>> BEGIN STORED RECORDS
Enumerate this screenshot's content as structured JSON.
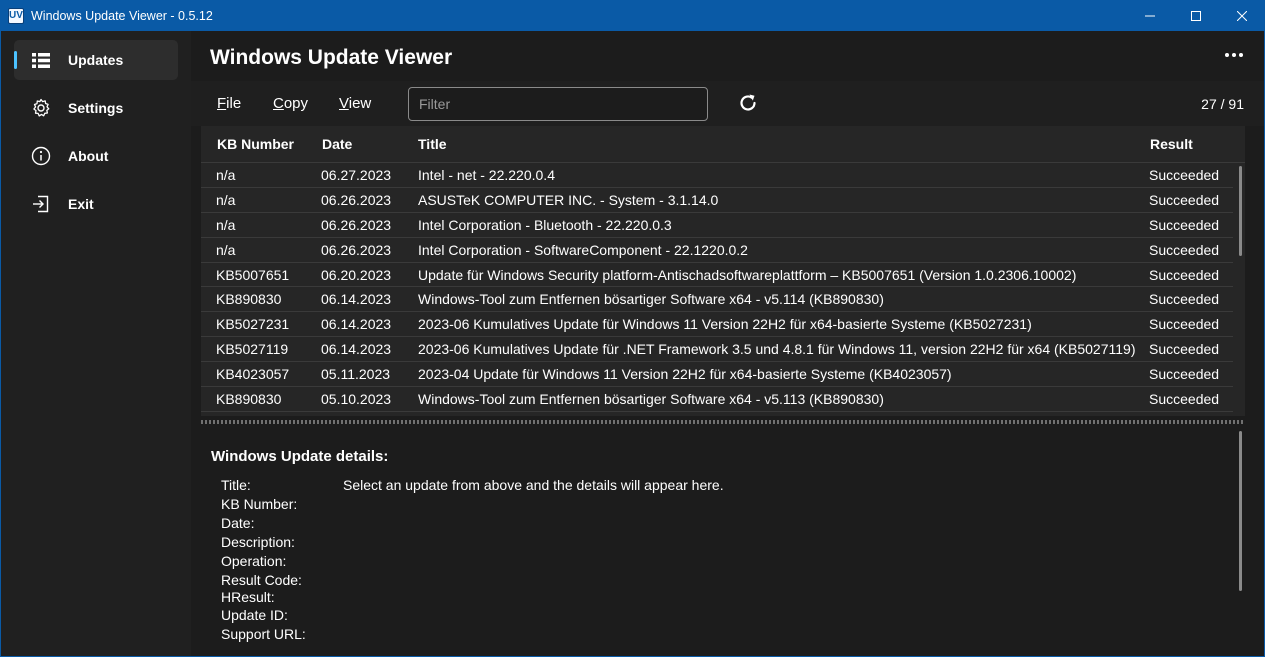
{
  "window": {
    "app_icon": "UV",
    "title": "Windows Update Viewer - 0.5.12"
  },
  "sidebar": {
    "items": [
      {
        "label": "Updates",
        "icon": "list-icon",
        "active": true
      },
      {
        "label": "Settings",
        "icon": "gear-icon"
      },
      {
        "label": "About",
        "icon": "info-icon"
      },
      {
        "label": "Exit",
        "icon": "exit-icon"
      }
    ]
  },
  "main": {
    "title": "Windows Update Viewer"
  },
  "toolbar": {
    "file_accel": "F",
    "file_rest": "ile",
    "copy_accel": "C",
    "copy_rest": "opy",
    "view_accel": "V",
    "view_rest": "iew",
    "filter_placeholder": "Filter",
    "counter": "27 / 91"
  },
  "table": {
    "columns": [
      "KB Number",
      "Date",
      "Title",
      "Result"
    ],
    "rows": [
      {
        "kb": "n/a",
        "date": "06.27.2023",
        "title": "Intel - net - 22.220.0.4",
        "result": "Succeeded"
      },
      {
        "kb": "n/a",
        "date": "06.26.2023",
        "title": "ASUSTeK COMPUTER INC. - System - 3.1.14.0",
        "result": "Succeeded"
      },
      {
        "kb": "n/a",
        "date": "06.26.2023",
        "title": "Intel Corporation - Bluetooth - 22.220.0.3",
        "result": "Succeeded"
      },
      {
        "kb": "n/a",
        "date": "06.26.2023",
        "title": "Intel Corporation - SoftwareComponent - 22.1220.0.2",
        "result": "Succeeded"
      },
      {
        "kb": "KB5007651",
        "date": "06.20.2023",
        "title": "Update für Windows Security platform-Antischadsoftwareplattform – KB5007651 (Version 1.0.2306.10002)",
        "result": "Succeeded"
      },
      {
        "kb": "KB890830",
        "date": "06.14.2023",
        "title": "Windows-Tool zum Entfernen bösartiger Software x64 - v5.114 (KB890830)",
        "result": "Succeeded"
      },
      {
        "kb": "KB5027231",
        "date": "06.14.2023",
        "title": "2023-06 Kumulatives Update für Windows 11 Version 22H2 für x64-basierte Systeme (KB5027231)",
        "result": "Succeeded"
      },
      {
        "kb": "KB5027119",
        "date": "06.14.2023",
        "title": "2023-06 Kumulatives Update für .NET Framework 3.5 und 4.8.1 für Windows 11, version 22H2 für x64 (KB5027119)",
        "result": "Succeeded"
      },
      {
        "kb": "KB4023057",
        "date": "05.11.2023",
        "title": "2023-04 Update für Windows 11 Version 22H2 für x64-basierte Systeme (KB4023057)",
        "result": "Succeeded"
      },
      {
        "kb": "KB890830",
        "date": "05.10.2023",
        "title": "Windows-Tool zum Entfernen bösartiger Software x64 - v5.113 (KB890830)",
        "result": "Succeeded"
      }
    ]
  },
  "details": {
    "title": "Windows Update details:",
    "labels": [
      "Title:",
      "KB Number:",
      "Date:",
      "Description:",
      "Operation:",
      "Result Code:",
      "HResult:",
      "Update ID:",
      "Support URL:"
    ],
    "placeholder": "Select an update from above and the details will appear here."
  },
  "colors": {
    "titlebar": "#0a5aa6",
    "accent": "#4cc2ff",
    "background": "#1c1c1c",
    "sidebar": "#202020",
    "table": "#262626"
  }
}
>> END STORED RECORDS
▸ WRITTEN EXERCISE: Verbatim reproduction of every record is required; images are left out.

▸ REPLY:
Enumerate this screenshot's content as structured JSON.
{
  "window": {
    "app_icon": "UV",
    "title": "Windows Update Viewer - 0.5.12"
  },
  "sidebar": {
    "items": [
      {
        "label": "Updates",
        "icon": "list-icon",
        "active": true
      },
      {
        "label": "Settings",
        "icon": "gear-icon"
      },
      {
        "label": "About",
        "icon": "info-icon"
      },
      {
        "label": "Exit",
        "icon": "exit-icon"
      }
    ]
  },
  "main": {
    "title": "Windows Update Viewer"
  },
  "toolbar": {
    "file_accel": "F",
    "file_rest": "ile",
    "copy_accel": "C",
    "copy_rest": "opy",
    "view_accel": "V",
    "view_rest": "iew",
    "filter_placeholder": "Filter",
    "counter": "27 / 91"
  },
  "table": {
    "columns": [
      "KB Number",
      "Date",
      "Title",
      "Result"
    ],
    "rows": [
      {
        "kb": "n/a",
        "date": "06.27.2023",
        "title": "Intel - net - 22.220.0.4",
        "result": "Succeeded"
      },
      {
        "kb": "n/a",
        "date": "06.26.2023",
        "title": "ASUSTeK COMPUTER INC. - System - 3.1.14.0",
        "result": "Succeeded"
      },
      {
        "kb": "n/a",
        "date": "06.26.2023",
        "title": "Intel Corporation - Bluetooth - 22.220.0.3",
        "result": "Succeeded"
      },
      {
        "kb": "n/a",
        "date": "06.26.2023",
        "title": "Intel Corporation - SoftwareComponent - 22.1220.0.2",
        "result": "Succeeded"
      },
      {
        "kb": "KB5007651",
        "date": "06.20.2023",
        "title": "Update für Windows Security platform-Antischadsoftwareplattform – KB5007651 (Version 1.0.2306.10002)",
        "result": "Succeeded"
      },
      {
        "kb": "KB890830",
        "date": "06.14.2023",
        "title": "Windows-Tool zum Entfernen bösartiger Software x64 - v5.114 (KB890830)",
        "result": "Succeeded"
      },
      {
        "kb": "KB5027231",
        "date": "06.14.2023",
        "title": "2023-06 Kumulatives Update für Windows 11 Version 22H2 für x64-basierte Systeme (KB5027231)",
        "result": "Succeeded"
      },
      {
        "kb": "KB5027119",
        "date": "06.14.2023",
        "title": "2023-06 Kumulatives Update für .NET Framework 3.5 und 4.8.1 für Windows 11, version 22H2 für x64 (KB5027119)",
        "result": "Succeeded"
      },
      {
        "kb": "KB4023057",
        "date": "05.11.2023",
        "title": "2023-04 Update für Windows 11 Version 22H2 für x64-basierte Systeme (KB4023057)",
        "result": "Succeeded"
      },
      {
        "kb": "KB890830",
        "date": "05.10.2023",
        "title": "Windows-Tool zum Entfernen bösartiger Software x64 - v5.113 (KB890830)",
        "result": "Succeeded"
      }
    ]
  },
  "details": {
    "title": "Windows Update details:",
    "labels": [
      "Title:",
      "KB Number:",
      "Date:",
      "Description:",
      "Operation:",
      "Result Code:",
      "HResult:",
      "Update ID:",
      "Support URL:"
    ],
    "placeholder": "Select an update from above and the details will appear here."
  },
  "colors": {
    "titlebar": "#0a5aa6",
    "accent": "#4cc2ff",
    "background": "#1c1c1c",
    "sidebar": "#202020",
    "table": "#262626"
  }
}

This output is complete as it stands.